◆ ACTIONS À MENER
A. Dans l'article sur l'assignation de Greenpeace par TotalEnergies, quel total d'émissions le rapport de Greenpeace France attribue-t-il à TotalEnergies pour l'année 2019 ?
B. Poursuivez l'article sur l'assignation de Greenpeace par TotalEnergies à partir de sa dernière phrase.

Empreinte carboneTotalEnergies assigne Greenpeace en justice
Le groupe pétrolier a décidé de porter plainte contre une ONG environnementale pour sa manière de calculer ses émissions polluantes.
Quelle est la véritable empreinte carbone de TotalEnergies? Greenpeace France, qui l’a estimée dans un rapport quatre fois plus lourde que ce que rapporte le géant pétrogazier français, va se retrouver au tribunal après une assignation en justice par TotalEnergies, ouvrant la voie à un débat inédit sur les méthodes de comptabilité carbone.
Greenpeace France a publié, en novembre, un rapport baptisé «bilan carbone de TotalEnergies: le compte n’y est pas», selon lequel TotalEnergies aurait «un total d’émission de 1,6 milliard de tonnes d’équivalent CO2, alors que le groupe indique avoir émis 455 millions de tonnes» sur l’année 2019. TotalEnergies avait dénoncé dans la foulée une «méthodologie pour le moins douteuse» et menacé l’ONG de poursuites.
Dont acte, six mois plus tard. «Greenpeace et Factor-X (le cabinet à qui le rapport a été commandé par l’ONG, NDLR) ont diffusé des informations fausses et trompeuses, reposant sur une méthodologie contestable et comportant de multiples erreurs, doubles comptages et approximations, aboutissant à un résultat incohérent» sur le calcul du bilan carbone, a indiqué la compagnie, mercredi.
Une «poursuite-bâillon»
Greenpeace a elle-même annoncé son assignation, au civil, mercredi. Elle estime qu’elle constitue une «poursuite-bâillon», puisque l’entreprise exige que Greenpeace supprime le rapport de son site et cesse d’en parler.
«Ces procédures au civil, ce n’est pas complètement anodin. Total aurait pu nous attaquer pour diffamation» au pénal, ou via des procédures «plus classiques, suite à une publication», a réagi auprès de l’AFP Jean-François Julliard, directeur général de Greenpeace France. «Là, on sait qu’on est partis pour plusieurs années» d’échanges écrits entre les deux parties.

◆ DONNÉES EXTRAITES
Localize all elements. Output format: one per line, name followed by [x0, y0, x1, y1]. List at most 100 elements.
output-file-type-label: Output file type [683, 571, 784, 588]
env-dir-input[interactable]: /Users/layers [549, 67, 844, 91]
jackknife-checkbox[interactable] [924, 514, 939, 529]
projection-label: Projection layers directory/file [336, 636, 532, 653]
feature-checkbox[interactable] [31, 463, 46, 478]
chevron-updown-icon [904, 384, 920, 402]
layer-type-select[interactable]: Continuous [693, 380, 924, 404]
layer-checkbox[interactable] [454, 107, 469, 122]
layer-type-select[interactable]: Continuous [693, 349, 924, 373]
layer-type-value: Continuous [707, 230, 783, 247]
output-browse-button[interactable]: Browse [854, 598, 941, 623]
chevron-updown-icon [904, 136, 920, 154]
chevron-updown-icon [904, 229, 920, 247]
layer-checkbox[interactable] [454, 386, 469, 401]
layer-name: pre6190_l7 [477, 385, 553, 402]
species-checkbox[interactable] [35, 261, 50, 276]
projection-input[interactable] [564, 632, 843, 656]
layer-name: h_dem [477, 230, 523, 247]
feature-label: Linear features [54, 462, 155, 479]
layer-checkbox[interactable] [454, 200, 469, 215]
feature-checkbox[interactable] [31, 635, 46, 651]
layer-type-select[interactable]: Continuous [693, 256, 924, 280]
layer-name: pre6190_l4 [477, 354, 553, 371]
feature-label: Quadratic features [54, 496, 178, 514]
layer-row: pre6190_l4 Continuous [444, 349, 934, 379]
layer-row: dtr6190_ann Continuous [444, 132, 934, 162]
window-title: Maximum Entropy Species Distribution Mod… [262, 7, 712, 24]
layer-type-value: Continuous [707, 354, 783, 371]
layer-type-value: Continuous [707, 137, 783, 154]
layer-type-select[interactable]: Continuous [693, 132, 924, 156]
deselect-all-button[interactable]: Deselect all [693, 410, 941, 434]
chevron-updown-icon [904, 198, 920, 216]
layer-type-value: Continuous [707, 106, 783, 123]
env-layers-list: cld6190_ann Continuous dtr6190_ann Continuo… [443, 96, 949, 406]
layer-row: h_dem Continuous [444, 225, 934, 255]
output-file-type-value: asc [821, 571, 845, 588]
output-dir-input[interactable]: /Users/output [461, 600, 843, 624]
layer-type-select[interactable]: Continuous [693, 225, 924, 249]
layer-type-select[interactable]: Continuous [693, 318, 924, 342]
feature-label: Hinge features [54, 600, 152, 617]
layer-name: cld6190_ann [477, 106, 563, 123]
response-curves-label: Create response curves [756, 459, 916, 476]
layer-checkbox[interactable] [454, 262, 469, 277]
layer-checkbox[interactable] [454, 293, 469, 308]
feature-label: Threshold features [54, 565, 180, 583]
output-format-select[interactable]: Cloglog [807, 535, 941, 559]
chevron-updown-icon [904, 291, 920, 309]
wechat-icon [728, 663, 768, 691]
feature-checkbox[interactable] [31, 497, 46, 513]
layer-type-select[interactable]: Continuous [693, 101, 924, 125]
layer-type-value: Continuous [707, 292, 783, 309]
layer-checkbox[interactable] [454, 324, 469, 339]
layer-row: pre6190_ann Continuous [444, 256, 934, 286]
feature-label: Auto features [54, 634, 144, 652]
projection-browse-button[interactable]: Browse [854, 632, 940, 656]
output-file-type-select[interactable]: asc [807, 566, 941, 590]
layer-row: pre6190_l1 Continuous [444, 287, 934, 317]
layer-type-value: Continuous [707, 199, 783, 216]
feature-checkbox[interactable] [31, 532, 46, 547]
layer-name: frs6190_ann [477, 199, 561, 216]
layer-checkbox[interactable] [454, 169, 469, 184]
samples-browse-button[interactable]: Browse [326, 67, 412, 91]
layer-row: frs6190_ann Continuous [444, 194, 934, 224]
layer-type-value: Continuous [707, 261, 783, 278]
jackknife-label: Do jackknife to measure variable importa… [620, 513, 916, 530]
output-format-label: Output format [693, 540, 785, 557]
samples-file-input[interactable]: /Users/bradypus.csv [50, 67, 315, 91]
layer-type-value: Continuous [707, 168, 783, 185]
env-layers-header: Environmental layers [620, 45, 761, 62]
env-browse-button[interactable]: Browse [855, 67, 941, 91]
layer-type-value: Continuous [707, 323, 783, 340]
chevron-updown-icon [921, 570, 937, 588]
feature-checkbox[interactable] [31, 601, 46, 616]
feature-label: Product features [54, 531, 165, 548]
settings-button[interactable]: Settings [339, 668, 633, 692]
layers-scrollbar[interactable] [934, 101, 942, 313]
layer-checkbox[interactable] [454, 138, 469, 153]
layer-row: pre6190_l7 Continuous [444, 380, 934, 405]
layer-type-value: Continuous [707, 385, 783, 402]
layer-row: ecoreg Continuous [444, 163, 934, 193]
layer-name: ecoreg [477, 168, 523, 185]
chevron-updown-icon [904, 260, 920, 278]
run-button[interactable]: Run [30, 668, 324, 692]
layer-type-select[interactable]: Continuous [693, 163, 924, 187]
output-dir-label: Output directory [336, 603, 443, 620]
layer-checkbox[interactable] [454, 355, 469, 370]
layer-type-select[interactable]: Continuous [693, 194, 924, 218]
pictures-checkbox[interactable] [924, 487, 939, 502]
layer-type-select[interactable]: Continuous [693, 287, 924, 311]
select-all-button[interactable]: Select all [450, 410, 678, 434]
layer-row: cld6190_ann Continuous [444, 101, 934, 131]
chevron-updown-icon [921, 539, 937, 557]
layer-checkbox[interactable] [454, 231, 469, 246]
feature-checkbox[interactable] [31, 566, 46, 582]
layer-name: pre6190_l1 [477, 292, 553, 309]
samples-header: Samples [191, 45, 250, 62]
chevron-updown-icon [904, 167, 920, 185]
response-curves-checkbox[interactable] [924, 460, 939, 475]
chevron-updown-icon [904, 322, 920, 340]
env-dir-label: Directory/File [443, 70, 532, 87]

◆ RÉPONSES ATTENDUES
A. 1,6 milliard de tonnes d'équivalent CO2.

B.
«Nous acceptons la critique et nous acceptons que notre stratégie soit critiquée», répond un porte-parole de TotalEnergies, niant tout «bâillon». Mais Greenpeace France et Factor-X ont, selon le groupe, utilisé «des méthodologies qu’ils savaient forcément défaillantes et qui aboutissaient à des résultats incohérents».
Un euro symbolique
L’assignation devant le tribunal judiciaire de Paris vise à ce que le «préjudice subi» par la compagnie soit reconnu, explique-t-il. TotalEnergies réclame un euro symbolique de dommages et intérêts. La procédure présente un avantage, à l’heure où des milliers d’entreprises promettent la neutralité carbone, un concept non harmonisé et mal vérifié: elle va «permettre, au moins, d’avoir des débats de fond sur la question de la comptabilité carbone de Total», a ajouté Jean-François Julliard.
Le même tribunal judiciaire de Paris est également la juridiction de la procédure civile intentée cette fois par Greenpeace contre TotalEnergies pour greenwashing, dans sa communication, autour de ses objectifs climatiques, via le motif juridique des pratiques commerciales trompeuses.